● LISTED RECORDS
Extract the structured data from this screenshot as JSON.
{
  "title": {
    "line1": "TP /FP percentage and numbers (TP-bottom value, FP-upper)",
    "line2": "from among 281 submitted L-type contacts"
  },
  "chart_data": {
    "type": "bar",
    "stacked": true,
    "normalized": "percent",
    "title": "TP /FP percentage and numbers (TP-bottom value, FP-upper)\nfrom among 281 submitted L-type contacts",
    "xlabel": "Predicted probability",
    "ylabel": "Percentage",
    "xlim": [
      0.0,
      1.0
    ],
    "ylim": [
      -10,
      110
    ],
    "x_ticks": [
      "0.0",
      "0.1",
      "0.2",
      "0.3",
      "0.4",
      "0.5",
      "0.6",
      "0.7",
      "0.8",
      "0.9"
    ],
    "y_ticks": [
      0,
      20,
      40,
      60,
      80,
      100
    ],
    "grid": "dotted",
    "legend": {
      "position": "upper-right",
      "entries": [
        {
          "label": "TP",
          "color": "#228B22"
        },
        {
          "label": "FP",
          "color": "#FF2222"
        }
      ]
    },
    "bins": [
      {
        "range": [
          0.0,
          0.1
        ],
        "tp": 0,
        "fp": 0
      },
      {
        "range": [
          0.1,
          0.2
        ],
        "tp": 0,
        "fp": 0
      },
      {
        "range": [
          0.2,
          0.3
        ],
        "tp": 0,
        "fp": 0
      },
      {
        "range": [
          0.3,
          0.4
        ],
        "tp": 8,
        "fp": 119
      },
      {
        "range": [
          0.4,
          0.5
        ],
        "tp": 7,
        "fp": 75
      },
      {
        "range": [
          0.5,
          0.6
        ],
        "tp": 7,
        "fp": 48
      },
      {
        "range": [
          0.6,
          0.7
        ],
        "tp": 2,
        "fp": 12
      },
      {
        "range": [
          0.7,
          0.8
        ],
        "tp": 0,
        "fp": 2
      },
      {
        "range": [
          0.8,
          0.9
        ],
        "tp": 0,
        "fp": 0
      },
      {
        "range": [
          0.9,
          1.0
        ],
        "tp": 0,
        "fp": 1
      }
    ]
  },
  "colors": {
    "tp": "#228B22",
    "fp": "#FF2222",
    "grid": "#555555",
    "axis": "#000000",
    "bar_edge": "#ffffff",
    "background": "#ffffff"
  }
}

● GOAL
Write out all the lines again, exactly as they are.

● THE OUTPUT
Extract the structured data from this screenshot as JSON.
{
  "title": {
    "line1": "TP /FP percentage and numbers (TP-bottom value, FP-upper)",
    "line2": "from among 281 submitted L-type contacts"
  },
  "chart_data": {
    "type": "bar",
    "stacked": true,
    "normalized": "percent",
    "title": "TP /FP percentage and numbers (TP-bottom value, FP-upper)\nfrom among 281 submitted L-type contacts",
    "xlabel": "Predicted probability",
    "ylabel": "Percentage",
    "xlim": [
      0.0,
      1.0
    ],
    "ylim": [
      -10,
      110
    ],
    "x_ticks": [
      "0.0",
      "0.1",
      "0.2",
      "0.3",
      "0.4",
      "0.5",
      "0.6",
      "0.7",
      "0.8",
      "0.9"
    ],
    "y_ticks": [
      0,
      20,
      40,
      60,
      80,
      100
    ],
    "grid": "dotted",
    "legend": {
      "position": "upper-right",
      "entries": [
        {
          "label": "TP",
          "color": "#228B22"
        },
        {
          "label": "FP",
          "color": "#FF2222"
        }
      ]
    },
    "bins": [
      {
        "range": [
          0.0,
          0.1
        ],
        "tp": 0,
        "fp": 0
      },
      {
        "range": [
          0.1,
          0.2
        ],
        "tp": 0,
        "fp": 0
      },
      {
        "range": [
          0.2,
          0.3
        ],
        "tp": 0,
        "fp": 0
      },
      {
        "range": [
          0.3,
          0.4
        ],
        "tp": 8,
        "fp": 119
      },
      {
        "range": [
          0.4,
          0.5
        ],
        "tp": 7,
        "fp": 75
      },
      {
        "range": [
          0.5,
          0.6
        ],
        "tp": 7,
        "fp": 48
      },
      {
        "range": [
          0.6,
          0.7
        ],
        "tp": 2,
        "fp": 12
      },
      {
        "range": [
          0.7,
          0.8
        ],
        "tp": 0,
        "fp": 2
      },
      {
        "range": [
          0.8,
          0.9
        ],
        "tp": 0,
        "fp": 0
      },
      {
        "range": [
          0.9,
          1.0
        ],
        "tp": 0,
        "fp": 1
      }
    ]
  },
  "colors": {
    "tp": "#228B22",
    "fp": "#FF2222",
    "grid": "#555555",
    "axis": "#000000",
    "bar_edge": "#ffffff",
    "background": "#ffffff"
  }
}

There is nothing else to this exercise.